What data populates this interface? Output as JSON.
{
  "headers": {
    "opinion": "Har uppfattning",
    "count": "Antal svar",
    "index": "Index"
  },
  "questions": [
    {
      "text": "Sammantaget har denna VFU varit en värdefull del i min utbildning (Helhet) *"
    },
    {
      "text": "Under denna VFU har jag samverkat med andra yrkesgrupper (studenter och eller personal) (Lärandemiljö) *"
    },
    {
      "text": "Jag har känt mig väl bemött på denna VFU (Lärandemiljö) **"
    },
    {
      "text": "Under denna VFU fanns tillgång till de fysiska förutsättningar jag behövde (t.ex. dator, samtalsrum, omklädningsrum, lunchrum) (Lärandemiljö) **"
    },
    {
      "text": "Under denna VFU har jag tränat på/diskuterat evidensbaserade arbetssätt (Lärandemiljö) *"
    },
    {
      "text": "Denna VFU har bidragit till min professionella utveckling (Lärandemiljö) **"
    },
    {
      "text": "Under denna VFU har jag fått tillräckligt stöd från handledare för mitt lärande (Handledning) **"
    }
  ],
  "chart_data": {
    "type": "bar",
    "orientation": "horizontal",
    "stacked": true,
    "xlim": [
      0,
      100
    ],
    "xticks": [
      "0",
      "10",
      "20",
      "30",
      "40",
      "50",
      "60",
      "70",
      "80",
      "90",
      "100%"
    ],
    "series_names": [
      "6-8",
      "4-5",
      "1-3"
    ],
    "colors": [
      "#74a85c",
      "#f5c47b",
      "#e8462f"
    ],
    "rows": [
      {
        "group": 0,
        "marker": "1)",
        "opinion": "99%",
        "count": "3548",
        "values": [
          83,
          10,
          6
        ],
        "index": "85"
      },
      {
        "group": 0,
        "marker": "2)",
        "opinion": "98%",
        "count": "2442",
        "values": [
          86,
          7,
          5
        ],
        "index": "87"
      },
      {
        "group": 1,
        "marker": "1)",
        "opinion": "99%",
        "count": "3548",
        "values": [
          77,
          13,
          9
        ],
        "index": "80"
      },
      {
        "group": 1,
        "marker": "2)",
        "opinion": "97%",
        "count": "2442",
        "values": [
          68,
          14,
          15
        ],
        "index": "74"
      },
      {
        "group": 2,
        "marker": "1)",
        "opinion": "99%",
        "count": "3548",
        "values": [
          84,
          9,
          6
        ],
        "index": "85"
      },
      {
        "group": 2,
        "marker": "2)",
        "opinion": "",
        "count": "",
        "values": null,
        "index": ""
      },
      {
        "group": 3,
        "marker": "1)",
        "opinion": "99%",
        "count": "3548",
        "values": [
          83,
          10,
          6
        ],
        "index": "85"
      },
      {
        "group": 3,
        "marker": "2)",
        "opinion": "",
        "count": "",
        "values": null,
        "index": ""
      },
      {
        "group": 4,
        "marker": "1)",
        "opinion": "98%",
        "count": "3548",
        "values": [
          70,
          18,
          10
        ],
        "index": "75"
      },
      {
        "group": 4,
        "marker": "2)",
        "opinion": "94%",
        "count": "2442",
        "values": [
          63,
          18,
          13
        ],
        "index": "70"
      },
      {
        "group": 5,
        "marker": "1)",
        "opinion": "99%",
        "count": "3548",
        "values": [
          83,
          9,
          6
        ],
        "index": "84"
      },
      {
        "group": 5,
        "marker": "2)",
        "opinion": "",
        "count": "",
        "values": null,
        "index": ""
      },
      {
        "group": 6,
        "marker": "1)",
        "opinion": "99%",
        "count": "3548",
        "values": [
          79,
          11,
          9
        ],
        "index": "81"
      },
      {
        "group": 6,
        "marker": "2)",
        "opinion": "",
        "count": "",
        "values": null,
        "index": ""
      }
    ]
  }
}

» **SET EXERCISE**
Word for word, restate all of the data shown above.

» **WORKED ANSWER**
What data populates this interface? Output as JSON.
{
  "headers": {
    "opinion": "Har uppfattning",
    "count": "Antal svar",
    "index": "Index"
  },
  "questions": [
    {
      "text": "Sammantaget har denna VFU varit en värdefull del i min utbildning (Helhet) *"
    },
    {
      "text": "Under denna VFU har jag samverkat med andra yrkesgrupper (studenter och eller personal) (Lärandemiljö) *"
    },
    {
      "text": "Jag har känt mig väl bemött på denna VFU (Lärandemiljö) **"
    },
    {
      "text": "Under denna VFU fanns tillgång till de fysiska förutsättningar jag behövde (t.ex. dator, samtalsrum, omklädningsrum, lunchrum) (Lärandemiljö) **"
    },
    {
      "text": "Under denna VFU har jag tränat på/diskuterat evidensbaserade arbetssätt (Lärandemiljö) *"
    },
    {
      "text": "Denna VFU har bidragit till min professionella utveckling (Lärandemiljö) **"
    },
    {
      "text": "Under denna VFU har jag fått tillräckligt stöd från handledare för mitt lärande (Handledning) **"
    }
  ],
  "chart_data": {
    "type": "bar",
    "orientation": "horizontal",
    "stacked": true,
    "xlim": [
      0,
      100
    ],
    "xticks": [
      "0",
      "10",
      "20",
      "30",
      "40",
      "50",
      "60",
      "70",
      "80",
      "90",
      "100%"
    ],
    "series_names": [
      "6-8",
      "4-5",
      "1-3"
    ],
    "colors": [
      "#74a85c",
      "#f5c47b",
      "#e8462f"
    ],
    "rows": [
      {
        "group": 0,
        "marker": "1)",
        "opinion": "99%",
        "count": "3548",
        "values": [
          83,
          10,
          6
        ],
        "index": "85"
      },
      {
        "group": 0,
        "marker": "2)",
        "opinion": "98%",
        "count": "2442",
        "values": [
          86,
          7,
          5
        ],
        "index": "87"
      },
      {
        "group": 1,
        "marker": "1)",
        "opinion": "99%",
        "count": "3548",
        "values": [
          77,
          13,
          9
        ],
        "index": "80"
      },
      {
        "group": 1,
        "marker": "2)",
        "opinion": "97%",
        "count": "2442",
        "values": [
          68,
          14,
          15
        ],
        "index": "74"
      },
      {
        "group": 2,
        "marker": "1)",
        "opinion": "99%",
        "count": "3548",
        "values": [
          84,
          9,
          6
        ],
        "index": "85"
      },
      {
        "group": 2,
        "marker": "2)",
        "opinion": "",
        "count": "",
        "values": null,
        "index": ""
      },
      {
        "group": 3,
        "marker": "1)",
        "opinion": "99%",
        "count": "3548",
        "values": [
          83,
          10,
          6
        ],
        "index": "85"
      },
      {
        "group": 3,
        "marker": "2)",
        "opinion": "",
        "count": "",
        "values": null,
        "index": ""
      },
      {
        "group": 4,
        "marker": "1)",
        "opinion": "98%",
        "count": "3548",
        "values": [
          70,
          18,
          10
        ],
        "index": "75"
      },
      {
        "group": 4,
        "marker": "2)",
        "opinion": "94%",
        "count": "2442",
        "values": [
          63,
          18,
          13
        ],
        "index": "70"
      },
      {
        "group": 5,
        "marker": "1)",
        "opinion": "99%",
        "count": "3548",
        "values": [
          83,
          9,
          6
        ],
        "index": "84"
      },
      {
        "group": 5,
        "marker": "2)",
        "opinion": "",
        "count": "",
        "values": null,
        "index": ""
      },
      {
        "group": 6,
        "marker": "1)",
        "opinion": "99%",
        "count": "3548",
        "values": [
          79,
          11,
          9
        ],
        "index": "81"
      },
      {
        "group": 6,
        "marker": "2)",
        "opinion": "",
        "count": "",
        "values": null,
        "index": ""
      }
    ]
  }
}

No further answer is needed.